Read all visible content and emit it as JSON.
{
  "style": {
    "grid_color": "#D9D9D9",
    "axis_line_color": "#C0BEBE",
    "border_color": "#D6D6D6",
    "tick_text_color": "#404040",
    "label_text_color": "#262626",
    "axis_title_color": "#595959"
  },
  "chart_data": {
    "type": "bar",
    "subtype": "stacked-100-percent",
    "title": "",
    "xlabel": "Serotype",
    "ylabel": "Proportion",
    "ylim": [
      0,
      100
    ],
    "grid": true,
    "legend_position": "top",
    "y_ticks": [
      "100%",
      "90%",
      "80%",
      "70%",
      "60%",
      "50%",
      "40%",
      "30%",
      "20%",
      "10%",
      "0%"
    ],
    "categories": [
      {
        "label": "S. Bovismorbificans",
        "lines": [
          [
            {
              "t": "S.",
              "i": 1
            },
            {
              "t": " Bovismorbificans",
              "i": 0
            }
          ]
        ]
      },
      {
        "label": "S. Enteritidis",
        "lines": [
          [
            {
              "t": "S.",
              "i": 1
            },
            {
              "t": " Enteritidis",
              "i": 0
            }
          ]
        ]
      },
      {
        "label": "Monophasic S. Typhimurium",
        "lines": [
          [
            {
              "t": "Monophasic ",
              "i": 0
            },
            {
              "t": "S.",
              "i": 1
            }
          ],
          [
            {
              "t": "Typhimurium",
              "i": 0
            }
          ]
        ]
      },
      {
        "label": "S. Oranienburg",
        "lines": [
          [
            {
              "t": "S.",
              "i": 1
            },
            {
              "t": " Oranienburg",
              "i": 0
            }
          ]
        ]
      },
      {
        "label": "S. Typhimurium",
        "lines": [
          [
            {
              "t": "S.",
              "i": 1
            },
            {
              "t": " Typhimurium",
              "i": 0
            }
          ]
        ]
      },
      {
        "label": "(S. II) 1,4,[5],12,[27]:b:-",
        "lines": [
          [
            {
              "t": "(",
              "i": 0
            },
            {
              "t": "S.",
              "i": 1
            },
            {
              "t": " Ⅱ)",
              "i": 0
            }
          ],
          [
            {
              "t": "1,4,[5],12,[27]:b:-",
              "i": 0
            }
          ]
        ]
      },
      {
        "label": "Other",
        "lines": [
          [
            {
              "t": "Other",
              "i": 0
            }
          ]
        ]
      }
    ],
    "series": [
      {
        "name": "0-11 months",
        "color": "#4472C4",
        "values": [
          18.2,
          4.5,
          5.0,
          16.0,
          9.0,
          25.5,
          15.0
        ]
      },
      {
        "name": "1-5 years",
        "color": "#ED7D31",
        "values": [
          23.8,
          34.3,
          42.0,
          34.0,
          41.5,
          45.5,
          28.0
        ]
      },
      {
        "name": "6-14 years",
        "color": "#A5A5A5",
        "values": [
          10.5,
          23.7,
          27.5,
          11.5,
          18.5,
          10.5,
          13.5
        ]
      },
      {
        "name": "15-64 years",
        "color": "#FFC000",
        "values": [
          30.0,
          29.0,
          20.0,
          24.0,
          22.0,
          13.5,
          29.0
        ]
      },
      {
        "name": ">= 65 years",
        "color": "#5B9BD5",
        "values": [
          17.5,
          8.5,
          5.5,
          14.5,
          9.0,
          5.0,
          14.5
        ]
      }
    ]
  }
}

* Short problem
Write out the complete set of records exactly as given.

* Output below
Read all visible content and emit it as JSON.
{
  "style": {
    "grid_color": "#D9D9D9",
    "axis_line_color": "#C0BEBE",
    "border_color": "#D6D6D6",
    "tick_text_color": "#404040",
    "label_text_color": "#262626",
    "axis_title_color": "#595959"
  },
  "chart_data": {
    "type": "bar",
    "subtype": "stacked-100-percent",
    "title": "",
    "xlabel": "Serotype",
    "ylabel": "Proportion",
    "ylim": [
      0,
      100
    ],
    "grid": true,
    "legend_position": "top",
    "y_ticks": [
      "100%",
      "90%",
      "80%",
      "70%",
      "60%",
      "50%",
      "40%",
      "30%",
      "20%",
      "10%",
      "0%"
    ],
    "categories": [
      {
        "label": "S. Bovismorbificans",
        "lines": [
          [
            {
              "t": "S.",
              "i": 1
            },
            {
              "t": " Bovismorbificans",
              "i": 0
            }
          ]
        ]
      },
      {
        "label": "S. Enteritidis",
        "lines": [
          [
            {
              "t": "S.",
              "i": 1
            },
            {
              "t": " Enteritidis",
              "i": 0
            }
          ]
        ]
      },
      {
        "label": "Monophasic S. Typhimurium",
        "lines": [
          [
            {
              "t": "Monophasic ",
              "i": 0
            },
            {
              "t": "S.",
              "i": 1
            }
          ],
          [
            {
              "t": "Typhimurium",
              "i": 0
            }
          ]
        ]
      },
      {
        "label": "S. Oranienburg",
        "lines": [
          [
            {
              "t": "S.",
              "i": 1
            },
            {
              "t": " Oranienburg",
              "i": 0
            }
          ]
        ]
      },
      {
        "label": "S. Typhimurium",
        "lines": [
          [
            {
              "t": "S.",
              "i": 1
            },
            {
              "t": " Typhimurium",
              "i": 0
            }
          ]
        ]
      },
      {
        "label": "(S. II) 1,4,[5],12,[27]:b:-",
        "lines": [
          [
            {
              "t": "(",
              "i": 0
            },
            {
              "t": "S.",
              "i": 1
            },
            {
              "t": " Ⅱ)",
              "i": 0
            }
          ],
          [
            {
              "t": "1,4,[5],12,[27]:b:-",
              "i": 0
            }
          ]
        ]
      },
      {
        "label": "Other",
        "lines": [
          [
            {
              "t": "Other",
              "i": 0
            }
          ]
        ]
      }
    ],
    "series": [
      {
        "name": "0-11 months",
        "color": "#4472C4",
        "values": [
          18.2,
          4.5,
          5.0,
          16.0,
          9.0,
          25.5,
          15.0
        ]
      },
      {
        "name": "1-5 years",
        "color": "#ED7D31",
        "values": [
          23.8,
          34.3,
          42.0,
          34.0,
          41.5,
          45.5,
          28.0
        ]
      },
      {
        "name": "6-14 years",
        "color": "#A5A5A5",
        "values": [
          10.5,
          23.7,
          27.5,
          11.5,
          18.5,
          10.5,
          13.5
        ]
      },
      {
        "name": "15-64 years",
        "color": "#FFC000",
        "values": [
          30.0,
          29.0,
          20.0,
          24.0,
          22.0,
          13.5,
          29.0
        ]
      },
      {
        "name": ">= 65 years",
        "color": "#5B9BD5",
        "values": [
          17.5,
          8.5,
          5.5,
          14.5,
          9.0,
          5.0,
          14.5
        ]
      }
    ]
  }
}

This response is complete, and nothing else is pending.